Required work: Images appear in the records below; leave them out and repeat everything else exactly.
* * * * * * * * *
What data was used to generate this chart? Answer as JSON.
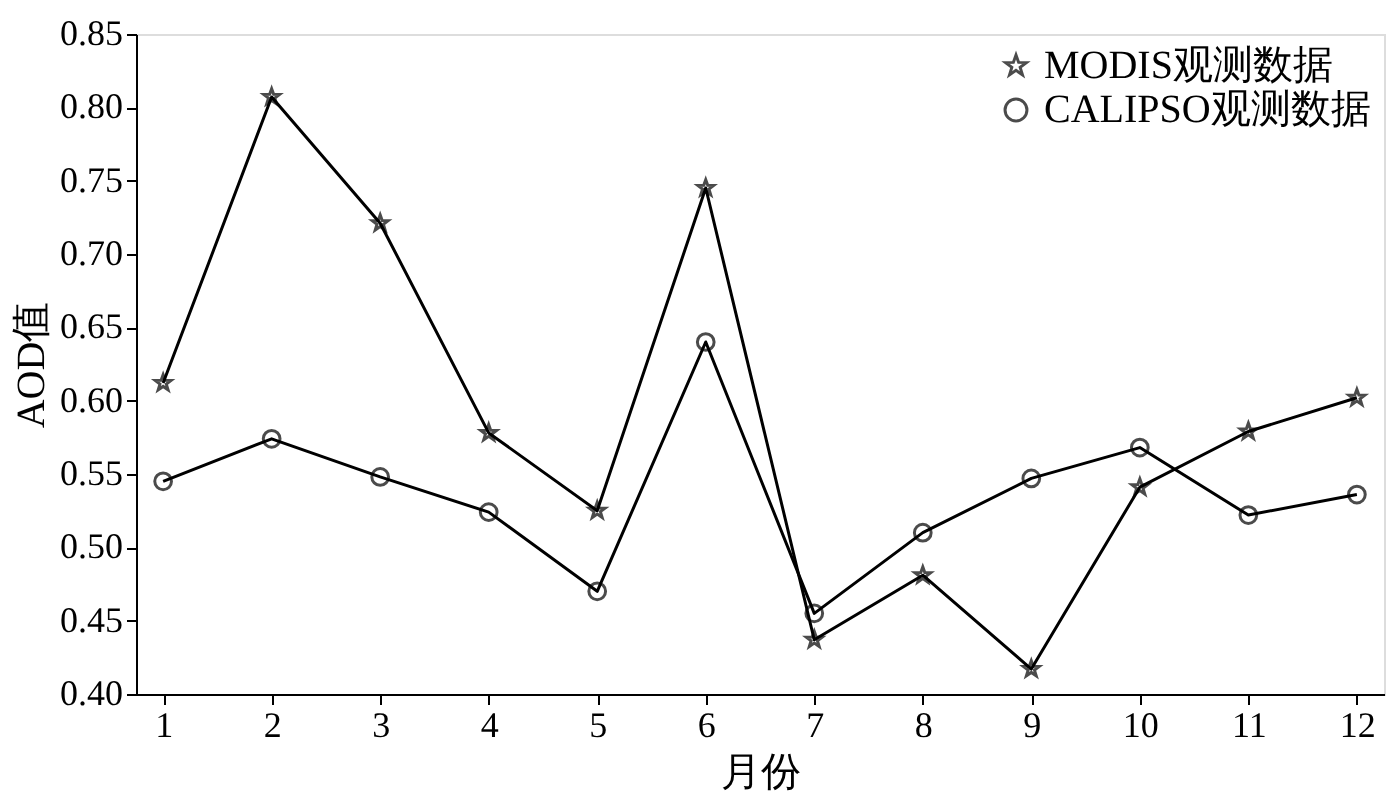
{
  "chart_data": {
    "type": "line",
    "xlabel": "月份",
    "ylabel": "AOD值",
    "x": [
      1,
      2,
      3,
      4,
      5,
      6,
      7,
      8,
      9,
      10,
      11,
      12
    ],
    "series": [
      {
        "name": "MODIS观测数据",
        "color": "#000000",
        "marker": "star",
        "values": [
          0.612,
          0.807,
          0.721,
          0.578,
          0.525,
          0.745,
          0.437,
          0.481,
          0.417,
          0.541,
          0.579,
          0.602
        ]
      },
      {
        "name": "CALIPSO观测数据",
        "color": "#000000",
        "marker": "circle",
        "values": [
          0.545,
          0.574,
          0.548,
          0.524,
          0.47,
          0.64,
          0.455,
          0.51,
          0.547,
          0.568,
          0.522,
          0.536
        ]
      }
    ],
    "xlim": [
      0.75,
      12.25
    ],
    "xticks": [
      1,
      2,
      3,
      4,
      5,
      6,
      7,
      8,
      9,
      10,
      11,
      12
    ],
    "ylim": [
      0.4,
      0.85
    ],
    "yticks": [
      {
        "value": 0.4,
        "label": "0.40"
      },
      {
        "value": 0.45,
        "label": "0.45"
      },
      {
        "value": 0.5,
        "label": "0.50"
      },
      {
        "value": 0.55,
        "label": "0.55"
      },
      {
        "value": 0.6,
        "label": "0.60"
      },
      {
        "value": 0.65,
        "label": "0.65"
      },
      {
        "value": 0.7,
        "label": "0.70"
      },
      {
        "value": 0.75,
        "label": "0.75"
      },
      {
        "value": 0.8,
        "label": "0.80"
      },
      {
        "value": 0.85,
        "label": "0.85"
      }
    ],
    "grid": false,
    "legend": "top right",
    "line_style": "solid"
  }
}
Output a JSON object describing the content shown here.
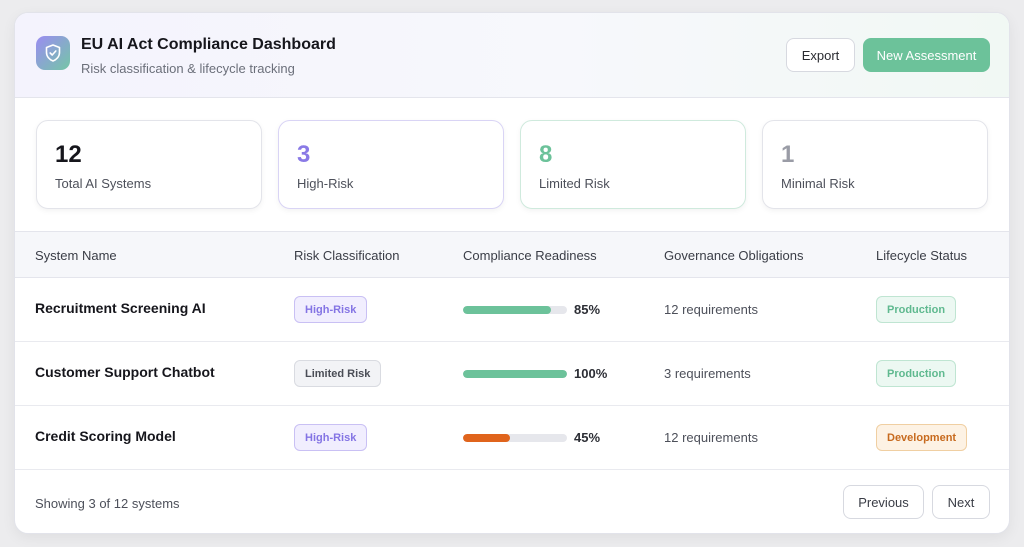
{
  "header": {
    "title": "EU AI Act Compliance Dashboard",
    "subtitle": "Risk classification & lifecycle tracking",
    "logo_icon": "shield-check-icon",
    "export_label": "Export",
    "new_assessment_label": "New Assessment"
  },
  "stats": [
    {
      "value": "12",
      "label": "Total AI Systems",
      "color": "#16161c"
    },
    {
      "value": "3",
      "label": "High-Risk",
      "color": "#8a7ae6"
    },
    {
      "value": "8",
      "label": "Limited Risk",
      "color": "#6cc29a"
    },
    {
      "value": "1",
      "label": "Minimal Risk",
      "color": "#9a9ca6"
    }
  ],
  "table": {
    "columns": [
      "System Name",
      "Risk Classification",
      "Compliance Readiness",
      "Governance Obligations",
      "Lifecycle Status"
    ],
    "rows": [
      {
        "name": "Recruitment Screening AI",
        "risk": "High-Risk",
        "readiness": 85,
        "readiness_label": "85%",
        "readiness_color": "#6cc29a",
        "obligations": "12 requirements",
        "status": "Production"
      },
      {
        "name": "Customer Support Chatbot",
        "risk": "Limited Risk",
        "readiness": 100,
        "readiness_label": "100%",
        "readiness_color": "#6cc29a",
        "obligations": "3 requirements",
        "status": "Production"
      },
      {
        "name": "Credit Scoring Model",
        "risk": "High-Risk",
        "readiness": 45,
        "readiness_label": "45%",
        "readiness_color": "#e0641c",
        "obligations": "12 requirements",
        "status": "Development"
      }
    ]
  },
  "footer": {
    "showing": "Showing 3 of 12 systems",
    "previous_label": "Previous",
    "next_label": "Next"
  },
  "colors": {
    "accent": "#6cc29a",
    "high_risk": "#8a7ae6",
    "development": "#c76a1e"
  }
}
* * * * * * * * *
Written response:
What data was used to generate this chart? Answer as JSON.
{
  "chart_data": {
    "type": "line",
    "xlabel": "月份",
    "ylabel": "AOD值",
    "x": [
      1,
      2,
      3,
      4,
      5,
      6,
      7,
      8,
      9,
      10,
      11,
      12
    ],
    "series": [
      {
        "name": "MODIS观测数据",
        "color": "#000000",
        "marker": "star",
        "values": [
          0.612,
          0.807,
          0.721,
          0.578,
          0.525,
          0.745,
          0.437,
          0.481,
          0.417,
          0.541,
          0.579,
          0.602
        ]
      },
      {
        "name": "CALIPSO观测数据",
        "color": "#000000",
        "marker": "circle",
        "values": [
          0.545,
          0.574,
          0.548,
          0.524,
          0.47,
          0.64,
          0.455,
          0.51,
          0.547,
          0.568,
          0.522,
          0.536
        ]
      }
    ],
    "xlim": [
      0.75,
      12.25
    ],
    "xticks": [
      1,
      2,
      3,
      4,
      5,
      6,
      7,
      8,
      9,
      10,
      11,
      12
    ],
    "ylim": [
      0.4,
      0.85
    ],
    "yticks": [
      {
        "value": 0.4,
        "label": "0.40"
      },
      {
        "value": 0.45,
        "label": "0.45"
      },
      {
        "value": 0.5,
        "label": "0.50"
      },
      {
        "value": 0.55,
        "label": "0.55"
      },
      {
        "value": 0.6,
        "label": "0.60"
      },
      {
        "value": 0.65,
        "label": "0.65"
      },
      {
        "value": 0.7,
        "label": "0.70"
      },
      {
        "value": 0.75,
        "label": "0.75"
      },
      {
        "value": 0.8,
        "label": "0.80"
      },
      {
        "value": 0.85,
        "label": "0.85"
      }
    ],
    "grid": false,
    "legend": "top right",
    "line_style": "solid"
  }
}
Output a JSON object describing the content shown here.
{
  "header": {
    "title": "EU AI Act Compliance Dashboard",
    "subtitle": "Risk classification & lifecycle tracking",
    "logo_icon": "shield-check-icon",
    "export_label": "Export",
    "new_assessment_label": "New Assessment"
  },
  "stats": [
    {
      "value": "12",
      "label": "Total AI Systems",
      "color": "#16161c"
    },
    {
      "value": "3",
      "label": "High-Risk",
      "color": "#8a7ae6"
    },
    {
      "value": "8",
      "label": "Limited Risk",
      "color": "#6cc29a"
    },
    {
      "value": "1",
      "label": "Minimal Risk",
      "color": "#9a9ca6"
    }
  ],
  "table": {
    "columns": [
      "System Name",
      "Risk Classification",
      "Compliance Readiness",
      "Governance Obligations",
      "Lifecycle Status"
    ],
    "rows": [
      {
        "name": "Recruitment Screening AI",
        "risk": "High-Risk",
        "readiness": 85,
        "readiness_label": "85%",
        "readiness_color": "#6cc29a",
        "obligations": "12 requirements",
        "status": "Production"
      },
      {
        "name": "Customer Support Chatbot",
        "risk": "Limited Risk",
        "readiness": 100,
        "readiness_label": "100%",
        "readiness_color": "#6cc29a",
        "obligations": "3 requirements",
        "status": "Production"
      },
      {
        "name": "Credit Scoring Model",
        "risk": "High-Risk",
        "readiness": 45,
        "readiness_label": "45%",
        "readiness_color": "#e0641c",
        "obligations": "12 requirements",
        "status": "Development"
      }
    ]
  },
  "footer": {
    "showing": "Showing 3 of 12 systems",
    "previous_label": "Previous",
    "next_label": "Next"
  },
  "colors": {
    "accent": "#6cc29a",
    "high_risk": "#8a7ae6",
    "development": "#c76a1e"
  }
}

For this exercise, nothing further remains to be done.